◆ What you should do:
Give all the lines below again, exactly, with no pictures.
** begin Record list **
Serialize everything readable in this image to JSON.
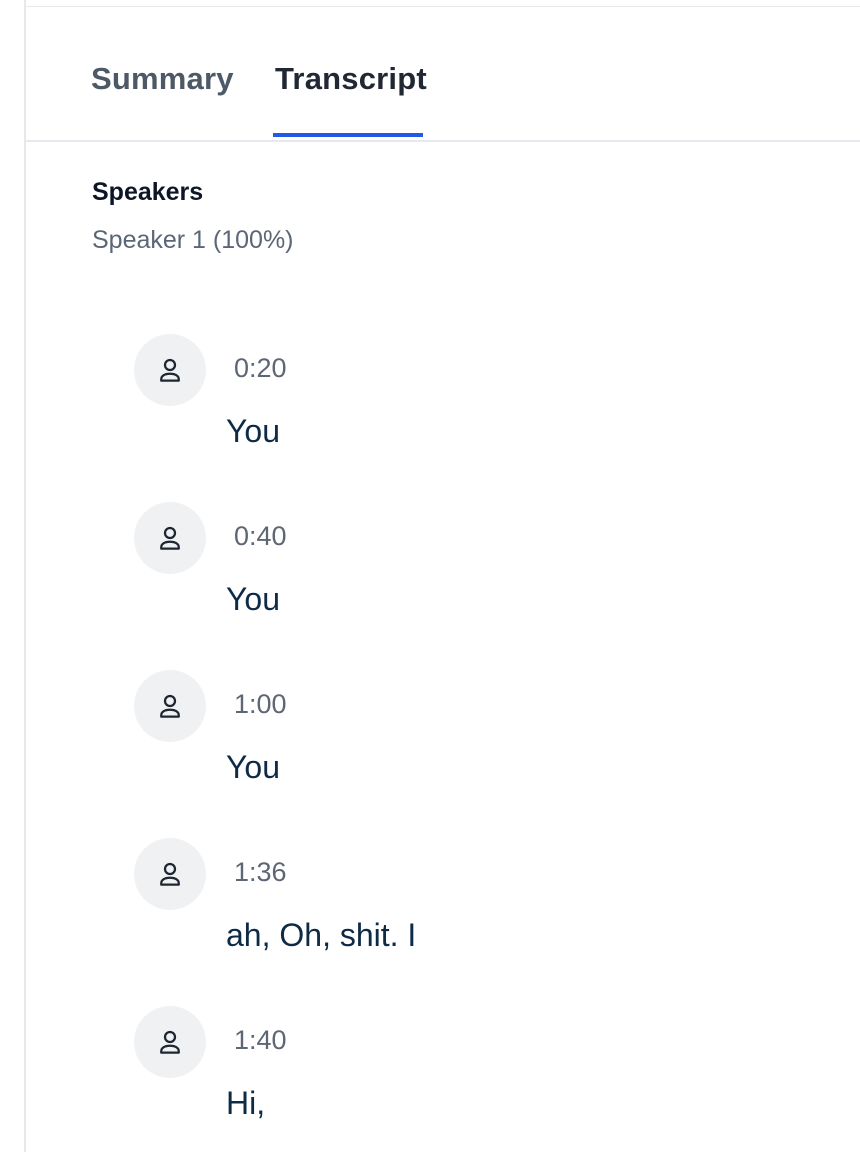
{
  "tabs": [
    {
      "label": "Summary",
      "active": false
    },
    {
      "label": "Transcript",
      "active": true
    }
  ],
  "speakers": {
    "title": "Speakers",
    "items": [
      {
        "label": "Speaker 1 (100%)"
      }
    ]
  },
  "transcript": {
    "entries": [
      {
        "time": "0:20",
        "text": "You",
        "icon": "user-icon"
      },
      {
        "time": "0:40",
        "text": "You",
        "icon": "user-icon"
      },
      {
        "time": "1:00",
        "text": "You",
        "icon": "user-icon"
      },
      {
        "time": "1:36",
        "text": "ah, Oh, shit. I",
        "icon": "user-icon"
      },
      {
        "time": "1:40",
        "text": "Hi,",
        "icon": "user-icon"
      }
    ]
  },
  "colors": {
    "accent": "#2459e8",
    "text_primary": "#0d2a47",
    "text_muted": "#5d6674",
    "avatar_bg": "#f0f1f3"
  }
}
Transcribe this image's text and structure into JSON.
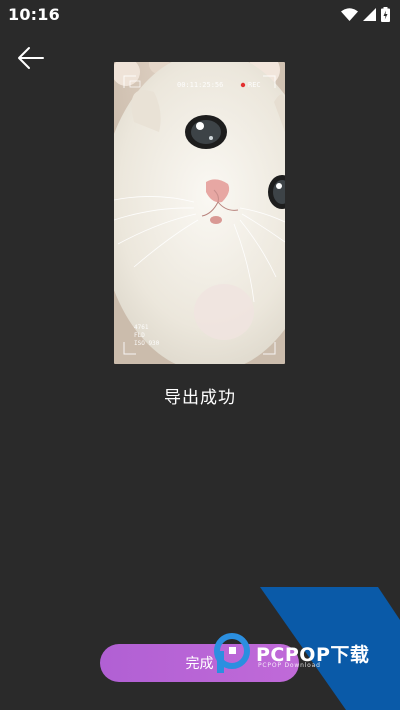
{
  "status_bar": {
    "time": "10:16",
    "icons": [
      "wifi-icon",
      "signal-icon",
      "battery-charging-icon"
    ]
  },
  "navigation": {
    "back_icon": "arrow-left-icon"
  },
  "preview": {
    "recording_time": "00:11:25:56",
    "rec_label": "REC",
    "overlay_lines": [
      "4761",
      "FLD",
      "ISO 930"
    ]
  },
  "message": {
    "text": "导出成功"
  },
  "actions": {
    "done_label": "完成"
  },
  "watermark": {
    "brand": "PCPOP下载",
    "sub": "PCPOP Download"
  },
  "colors": {
    "background": "#2a2a2a",
    "button_gradient_start": "#b160d4",
    "button_gradient_end": "#c06ad8",
    "watermark_blue": "#0a5aa8"
  }
}
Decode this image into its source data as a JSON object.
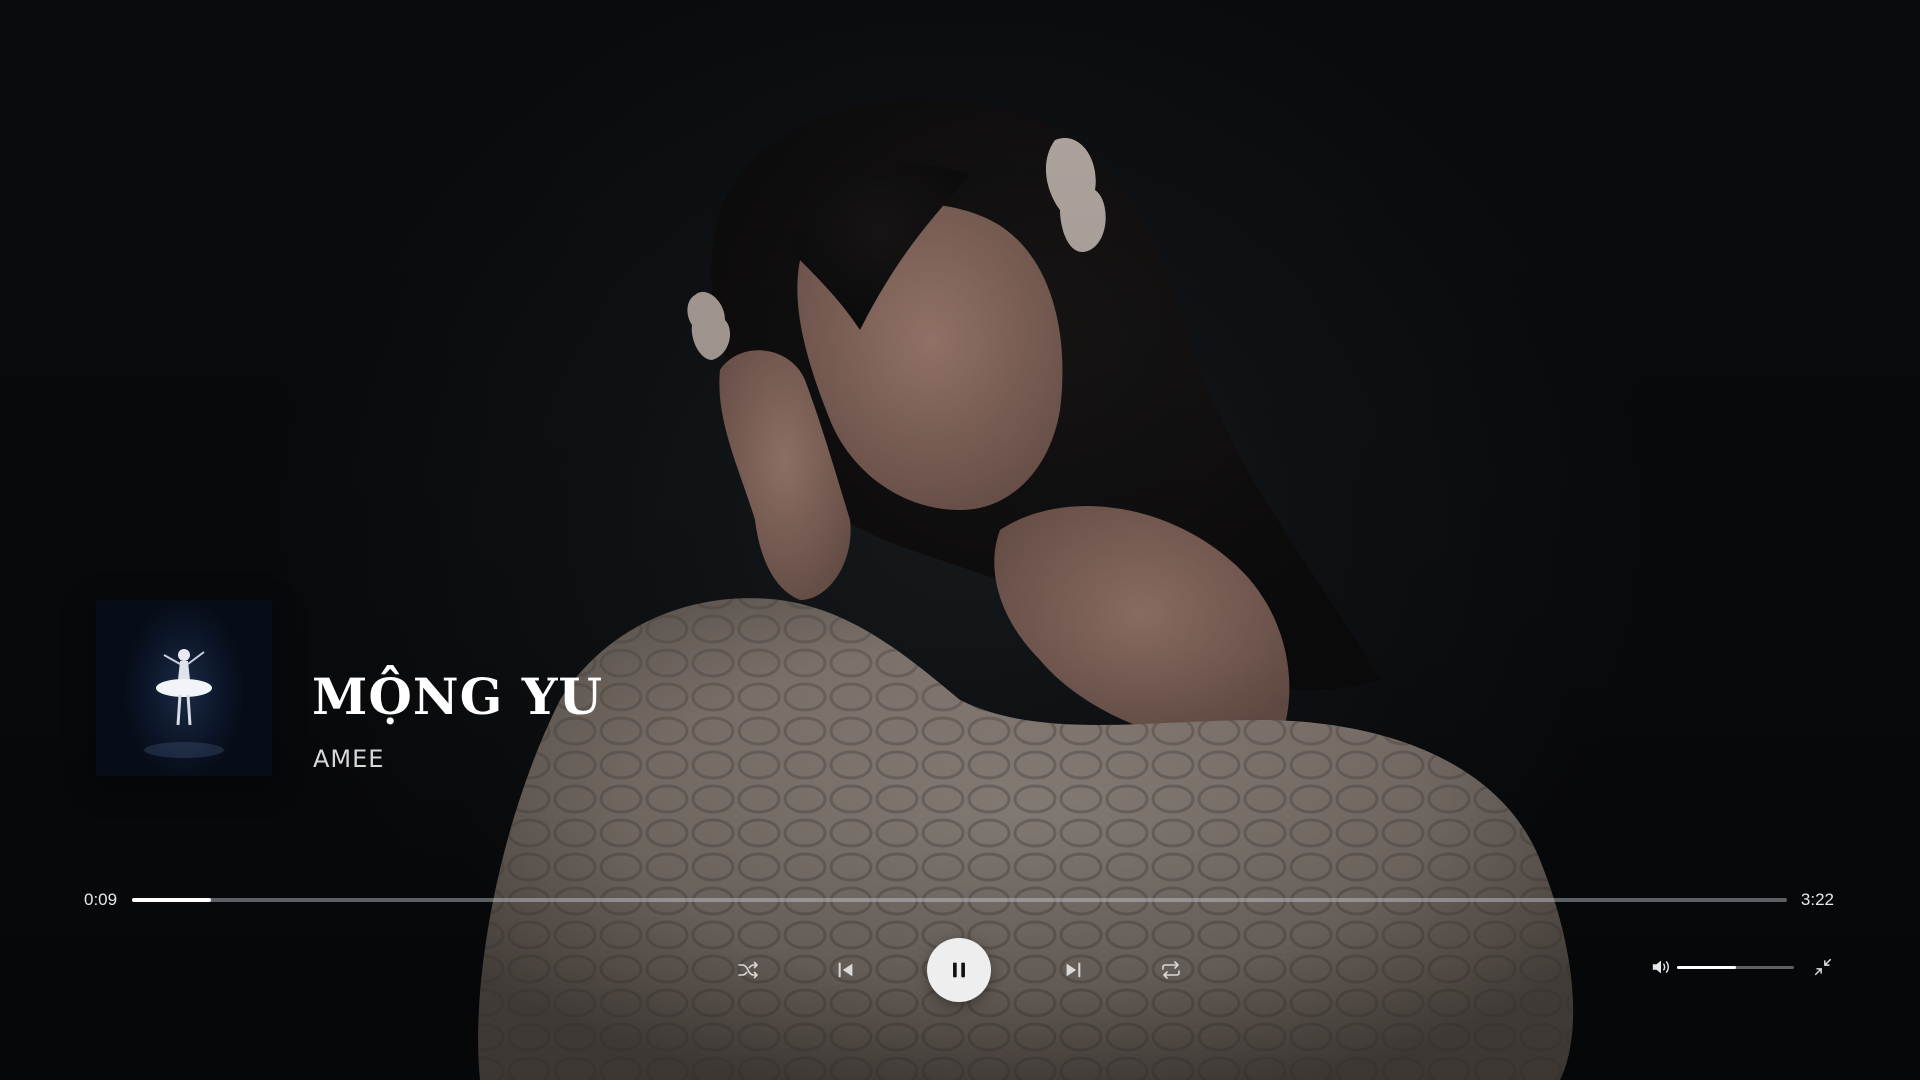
{
  "track": {
    "title": "MỘNG YU",
    "artist": "AMEE"
  },
  "progress": {
    "elapsed": "0:09",
    "total": "3:22",
    "fraction": 0.048
  },
  "controls": {
    "shuffle_icon": "shuffle-icon",
    "previous_icon": "skip-previous-icon",
    "play_pause_icon": "pause-icon",
    "next_icon": "skip-next-icon",
    "repeat_icon": "repeat-icon",
    "volume_icon": "volume-icon",
    "minimize_icon": "exit-fullscreen-icon"
  },
  "volume": {
    "fraction": 0.5
  },
  "colors": {
    "accent": "#ffffff",
    "play_button": "#eeeeee",
    "track_bg": "#7c8089"
  }
}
** end Record list **
◆ Answer to the task:
Serialize everything readable in this image to JSON.
{
  "tabs": [
    {
      "label": "Summary",
      "active": false
    },
    {
      "label": "Transcript",
      "active": true
    }
  ],
  "speakers": {
    "title": "Speakers",
    "items": [
      {
        "label": "Speaker 1 (100%)"
      }
    ]
  },
  "transcript": {
    "entries": [
      {
        "time": "0:20",
        "text": "You",
        "icon": "user-icon"
      },
      {
        "time": "0:40",
        "text": "You",
        "icon": "user-icon"
      },
      {
        "time": "1:00",
        "text": "You",
        "icon": "user-icon"
      },
      {
        "time": "1:36",
        "text": "ah, Oh, shit. I",
        "icon": "user-icon"
      },
      {
        "time": "1:40",
        "text": "Hi,",
        "icon": "user-icon"
      }
    ]
  },
  "colors": {
    "accent": "#2459e8",
    "text_primary": "#0d2a47",
    "text_muted": "#5d6674",
    "avatar_bg": "#f0f1f3"
  }
}
Transcribe this image's text and structure into JSON.
{
  "status_bar": {
    "time": "10:16",
    "icons": [
      "wifi-icon",
      "signal-icon",
      "battery-charging-icon"
    ]
  },
  "navigation": {
    "back_icon": "arrow-left-icon"
  },
  "preview": {
    "recording_time": "00:11:25:56",
    "rec_label": "REC",
    "overlay_lines": [
      "4761",
      "FLD",
      "ISO 930"
    ]
  },
  "message": {
    "text": "导出成功"
  },
  "actions": {
    "done_label": "完成"
  },
  "watermark": {
    "brand": "PCPOP下载",
    "sub": "PCPOP Download"
  },
  "colors": {
    "background": "#2a2a2a",
    "button_gradient_start": "#b160d4",
    "button_gradient_end": "#c06ad8",
    "watermark_blue": "#0a5aa8"
  }
}
Decode this image into its source data as a JSON object.
{
  "track": {
    "title": "MỘNG YU",
    "artist": "AMEE"
  },
  "progress": {
    "elapsed": "0:09",
    "total": "3:22",
    "fraction": 0.048
  },
  "controls": {
    "shuffle_icon": "shuffle-icon",
    "previous_icon": "skip-previous-icon",
    "play_pause_icon": "pause-icon",
    "next_icon": "skip-next-icon",
    "repeat_icon": "repeat-icon",
    "volume_icon": "volume-icon",
    "minimize_icon": "exit-fullscreen-icon"
  },
  "volume": {
    "fraction": 0.5
  },
  "colors": {
    "accent": "#ffffff",
    "play_button": "#eeeeee",
    "track_bg": "#7c8089"
  }
}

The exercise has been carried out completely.